What this task involves: Copy every line of the following data that includes the string "color".

Provided material:
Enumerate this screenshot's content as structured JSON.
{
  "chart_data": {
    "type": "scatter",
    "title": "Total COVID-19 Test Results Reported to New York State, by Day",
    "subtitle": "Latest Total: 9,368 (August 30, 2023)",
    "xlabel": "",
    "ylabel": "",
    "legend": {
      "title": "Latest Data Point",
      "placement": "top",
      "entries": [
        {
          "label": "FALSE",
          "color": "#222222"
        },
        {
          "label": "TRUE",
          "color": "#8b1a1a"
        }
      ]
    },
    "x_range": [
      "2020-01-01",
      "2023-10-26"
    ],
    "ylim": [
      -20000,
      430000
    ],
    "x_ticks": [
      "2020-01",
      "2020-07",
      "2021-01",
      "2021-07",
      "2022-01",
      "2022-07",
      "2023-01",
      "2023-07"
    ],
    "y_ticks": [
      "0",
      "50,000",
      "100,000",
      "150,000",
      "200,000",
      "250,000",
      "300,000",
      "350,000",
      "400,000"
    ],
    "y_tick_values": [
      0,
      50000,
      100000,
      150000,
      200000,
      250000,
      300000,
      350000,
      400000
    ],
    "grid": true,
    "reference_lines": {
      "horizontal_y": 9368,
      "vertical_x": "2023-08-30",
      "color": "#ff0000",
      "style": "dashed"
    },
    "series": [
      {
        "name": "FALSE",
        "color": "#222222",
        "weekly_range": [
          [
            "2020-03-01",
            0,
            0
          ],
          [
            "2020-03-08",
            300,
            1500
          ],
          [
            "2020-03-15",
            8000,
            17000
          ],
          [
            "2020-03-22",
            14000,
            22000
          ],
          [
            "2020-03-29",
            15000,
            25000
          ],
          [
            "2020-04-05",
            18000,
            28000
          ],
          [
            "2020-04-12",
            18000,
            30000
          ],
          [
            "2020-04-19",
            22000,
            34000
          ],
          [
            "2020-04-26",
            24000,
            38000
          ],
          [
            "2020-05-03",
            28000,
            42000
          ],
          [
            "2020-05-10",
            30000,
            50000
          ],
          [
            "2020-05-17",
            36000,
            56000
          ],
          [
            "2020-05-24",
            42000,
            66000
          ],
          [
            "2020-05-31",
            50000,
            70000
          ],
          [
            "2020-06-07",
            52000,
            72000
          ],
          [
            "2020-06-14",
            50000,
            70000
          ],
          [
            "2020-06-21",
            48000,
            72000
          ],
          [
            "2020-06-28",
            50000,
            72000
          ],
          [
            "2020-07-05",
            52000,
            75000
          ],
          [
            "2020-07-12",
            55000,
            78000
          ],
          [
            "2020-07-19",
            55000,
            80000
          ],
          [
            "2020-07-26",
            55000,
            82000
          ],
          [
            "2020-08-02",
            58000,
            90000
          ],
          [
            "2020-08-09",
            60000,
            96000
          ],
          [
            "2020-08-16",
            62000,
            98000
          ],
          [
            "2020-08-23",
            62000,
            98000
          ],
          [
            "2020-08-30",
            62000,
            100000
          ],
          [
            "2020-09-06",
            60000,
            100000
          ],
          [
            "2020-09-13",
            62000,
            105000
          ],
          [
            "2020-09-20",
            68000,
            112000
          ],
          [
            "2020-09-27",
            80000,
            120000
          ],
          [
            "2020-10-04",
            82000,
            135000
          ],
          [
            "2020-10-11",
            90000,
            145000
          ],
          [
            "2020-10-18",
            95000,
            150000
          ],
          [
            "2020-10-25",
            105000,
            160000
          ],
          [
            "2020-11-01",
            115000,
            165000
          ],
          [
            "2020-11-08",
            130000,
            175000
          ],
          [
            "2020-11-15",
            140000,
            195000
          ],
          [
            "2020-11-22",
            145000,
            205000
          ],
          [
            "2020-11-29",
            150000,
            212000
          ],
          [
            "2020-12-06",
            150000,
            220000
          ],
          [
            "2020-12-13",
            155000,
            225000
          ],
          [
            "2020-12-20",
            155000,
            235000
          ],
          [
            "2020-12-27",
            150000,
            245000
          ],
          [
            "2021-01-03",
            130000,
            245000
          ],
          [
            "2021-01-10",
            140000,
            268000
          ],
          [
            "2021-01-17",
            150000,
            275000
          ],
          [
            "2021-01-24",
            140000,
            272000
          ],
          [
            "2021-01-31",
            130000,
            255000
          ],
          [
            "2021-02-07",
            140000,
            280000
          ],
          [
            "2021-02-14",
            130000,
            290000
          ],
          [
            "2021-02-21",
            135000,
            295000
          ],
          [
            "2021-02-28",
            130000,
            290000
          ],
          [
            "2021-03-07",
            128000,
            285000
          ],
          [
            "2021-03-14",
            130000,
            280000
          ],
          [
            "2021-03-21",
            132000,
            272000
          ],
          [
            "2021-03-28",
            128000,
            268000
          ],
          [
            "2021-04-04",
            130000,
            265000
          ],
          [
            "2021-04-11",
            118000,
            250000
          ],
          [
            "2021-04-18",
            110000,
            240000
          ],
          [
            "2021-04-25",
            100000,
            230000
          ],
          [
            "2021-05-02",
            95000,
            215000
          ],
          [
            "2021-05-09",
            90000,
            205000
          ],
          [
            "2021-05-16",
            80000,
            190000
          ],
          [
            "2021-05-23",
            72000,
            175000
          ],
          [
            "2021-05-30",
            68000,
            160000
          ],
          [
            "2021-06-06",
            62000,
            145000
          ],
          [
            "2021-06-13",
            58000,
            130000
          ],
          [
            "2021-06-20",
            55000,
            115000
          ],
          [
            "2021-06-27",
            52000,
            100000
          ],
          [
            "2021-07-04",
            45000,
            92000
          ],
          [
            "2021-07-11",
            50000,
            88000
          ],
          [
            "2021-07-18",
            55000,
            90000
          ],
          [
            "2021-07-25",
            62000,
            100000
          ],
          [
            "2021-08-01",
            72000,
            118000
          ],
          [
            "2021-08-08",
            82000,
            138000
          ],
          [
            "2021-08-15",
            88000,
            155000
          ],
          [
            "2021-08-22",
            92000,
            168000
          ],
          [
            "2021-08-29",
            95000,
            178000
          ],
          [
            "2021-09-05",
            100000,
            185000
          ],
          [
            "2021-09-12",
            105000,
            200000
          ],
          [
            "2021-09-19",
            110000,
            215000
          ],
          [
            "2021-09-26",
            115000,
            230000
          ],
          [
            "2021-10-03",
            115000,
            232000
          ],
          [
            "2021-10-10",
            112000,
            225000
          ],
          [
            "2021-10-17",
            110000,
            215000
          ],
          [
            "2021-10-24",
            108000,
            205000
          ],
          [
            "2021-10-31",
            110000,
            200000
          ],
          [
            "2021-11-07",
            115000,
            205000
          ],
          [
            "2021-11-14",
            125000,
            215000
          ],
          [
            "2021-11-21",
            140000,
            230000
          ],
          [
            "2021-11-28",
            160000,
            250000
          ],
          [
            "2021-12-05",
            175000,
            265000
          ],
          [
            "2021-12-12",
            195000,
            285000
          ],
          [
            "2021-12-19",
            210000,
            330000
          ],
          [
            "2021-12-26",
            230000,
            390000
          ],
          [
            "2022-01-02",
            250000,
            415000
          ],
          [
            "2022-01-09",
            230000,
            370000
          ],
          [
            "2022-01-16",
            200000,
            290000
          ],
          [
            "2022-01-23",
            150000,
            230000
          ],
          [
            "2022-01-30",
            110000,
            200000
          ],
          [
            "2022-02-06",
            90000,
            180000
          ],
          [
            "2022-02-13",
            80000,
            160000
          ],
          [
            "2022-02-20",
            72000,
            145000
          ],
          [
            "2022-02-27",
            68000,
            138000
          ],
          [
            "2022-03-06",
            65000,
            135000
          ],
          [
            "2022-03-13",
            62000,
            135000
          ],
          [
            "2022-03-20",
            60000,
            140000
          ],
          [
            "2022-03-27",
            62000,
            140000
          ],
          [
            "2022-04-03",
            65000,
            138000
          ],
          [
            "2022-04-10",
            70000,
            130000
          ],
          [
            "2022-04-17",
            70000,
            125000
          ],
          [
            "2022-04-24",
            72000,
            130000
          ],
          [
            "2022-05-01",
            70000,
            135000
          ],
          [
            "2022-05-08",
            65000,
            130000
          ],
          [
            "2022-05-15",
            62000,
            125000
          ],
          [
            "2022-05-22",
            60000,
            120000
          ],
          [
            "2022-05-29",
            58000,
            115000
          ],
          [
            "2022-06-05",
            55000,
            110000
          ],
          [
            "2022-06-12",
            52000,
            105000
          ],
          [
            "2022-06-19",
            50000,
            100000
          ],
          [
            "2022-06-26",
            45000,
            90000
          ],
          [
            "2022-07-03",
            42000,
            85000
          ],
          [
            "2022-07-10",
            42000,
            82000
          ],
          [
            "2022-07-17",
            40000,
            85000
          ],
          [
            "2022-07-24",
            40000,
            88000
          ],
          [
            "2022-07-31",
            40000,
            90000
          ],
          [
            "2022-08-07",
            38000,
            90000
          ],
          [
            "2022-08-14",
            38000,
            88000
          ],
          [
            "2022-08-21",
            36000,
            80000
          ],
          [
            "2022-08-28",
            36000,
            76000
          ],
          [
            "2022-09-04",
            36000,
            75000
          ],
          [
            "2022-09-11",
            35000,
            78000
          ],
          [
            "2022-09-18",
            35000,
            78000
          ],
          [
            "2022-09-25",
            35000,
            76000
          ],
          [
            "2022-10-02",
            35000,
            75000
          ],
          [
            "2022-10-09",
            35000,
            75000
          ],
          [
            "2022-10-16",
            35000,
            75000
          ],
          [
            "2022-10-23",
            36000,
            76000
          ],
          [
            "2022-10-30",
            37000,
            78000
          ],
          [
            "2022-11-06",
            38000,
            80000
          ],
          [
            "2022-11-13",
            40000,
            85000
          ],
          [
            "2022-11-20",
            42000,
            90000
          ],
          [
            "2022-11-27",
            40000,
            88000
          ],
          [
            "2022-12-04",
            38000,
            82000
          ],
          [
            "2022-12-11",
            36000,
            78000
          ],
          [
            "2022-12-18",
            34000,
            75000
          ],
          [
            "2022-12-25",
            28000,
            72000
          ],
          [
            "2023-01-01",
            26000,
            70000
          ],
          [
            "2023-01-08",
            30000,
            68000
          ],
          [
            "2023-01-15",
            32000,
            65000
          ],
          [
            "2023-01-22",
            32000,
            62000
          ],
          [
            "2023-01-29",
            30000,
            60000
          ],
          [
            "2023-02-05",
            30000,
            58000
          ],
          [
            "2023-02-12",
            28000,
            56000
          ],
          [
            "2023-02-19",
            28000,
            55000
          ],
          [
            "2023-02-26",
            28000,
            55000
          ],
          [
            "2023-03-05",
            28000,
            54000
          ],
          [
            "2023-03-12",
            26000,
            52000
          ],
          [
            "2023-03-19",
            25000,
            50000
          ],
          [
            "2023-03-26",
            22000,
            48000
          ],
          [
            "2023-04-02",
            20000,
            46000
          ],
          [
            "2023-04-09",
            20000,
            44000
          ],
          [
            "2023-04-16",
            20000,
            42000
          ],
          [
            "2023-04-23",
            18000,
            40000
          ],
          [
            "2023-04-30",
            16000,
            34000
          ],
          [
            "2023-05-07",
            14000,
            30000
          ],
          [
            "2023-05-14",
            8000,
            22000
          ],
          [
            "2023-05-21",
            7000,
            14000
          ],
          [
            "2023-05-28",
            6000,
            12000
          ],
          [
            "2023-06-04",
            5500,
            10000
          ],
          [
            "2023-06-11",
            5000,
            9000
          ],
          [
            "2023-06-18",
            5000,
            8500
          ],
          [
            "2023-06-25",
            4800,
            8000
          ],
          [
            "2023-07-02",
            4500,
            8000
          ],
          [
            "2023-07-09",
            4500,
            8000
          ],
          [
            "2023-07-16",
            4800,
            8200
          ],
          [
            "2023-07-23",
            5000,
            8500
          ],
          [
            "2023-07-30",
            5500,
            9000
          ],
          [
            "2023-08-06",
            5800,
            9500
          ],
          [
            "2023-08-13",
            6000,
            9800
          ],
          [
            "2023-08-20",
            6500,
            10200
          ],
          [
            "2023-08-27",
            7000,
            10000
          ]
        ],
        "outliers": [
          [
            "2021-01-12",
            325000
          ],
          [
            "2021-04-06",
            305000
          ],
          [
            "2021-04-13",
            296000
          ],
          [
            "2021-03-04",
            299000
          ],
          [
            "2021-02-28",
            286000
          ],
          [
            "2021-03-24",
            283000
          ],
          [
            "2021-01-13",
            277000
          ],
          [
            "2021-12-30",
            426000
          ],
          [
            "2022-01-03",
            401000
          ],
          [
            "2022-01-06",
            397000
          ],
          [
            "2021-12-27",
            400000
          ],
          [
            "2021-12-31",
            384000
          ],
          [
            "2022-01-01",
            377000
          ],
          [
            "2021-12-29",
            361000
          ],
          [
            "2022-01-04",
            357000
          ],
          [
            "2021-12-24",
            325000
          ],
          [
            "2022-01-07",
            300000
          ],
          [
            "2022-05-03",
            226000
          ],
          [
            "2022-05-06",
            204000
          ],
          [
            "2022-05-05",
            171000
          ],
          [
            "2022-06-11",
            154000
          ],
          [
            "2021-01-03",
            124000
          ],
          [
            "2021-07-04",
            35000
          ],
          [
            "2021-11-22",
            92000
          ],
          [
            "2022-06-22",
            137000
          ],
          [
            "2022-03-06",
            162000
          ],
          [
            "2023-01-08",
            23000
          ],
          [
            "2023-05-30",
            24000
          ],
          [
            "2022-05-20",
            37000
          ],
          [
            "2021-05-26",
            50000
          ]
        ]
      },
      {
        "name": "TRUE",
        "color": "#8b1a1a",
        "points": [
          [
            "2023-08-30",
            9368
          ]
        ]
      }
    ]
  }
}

Answer for this exercise:
          "color": "#222222"
          "color": "#8b1a1a"
      "color": "#ff0000",
        "color": "#222222",
        "color": "#8b1a1a",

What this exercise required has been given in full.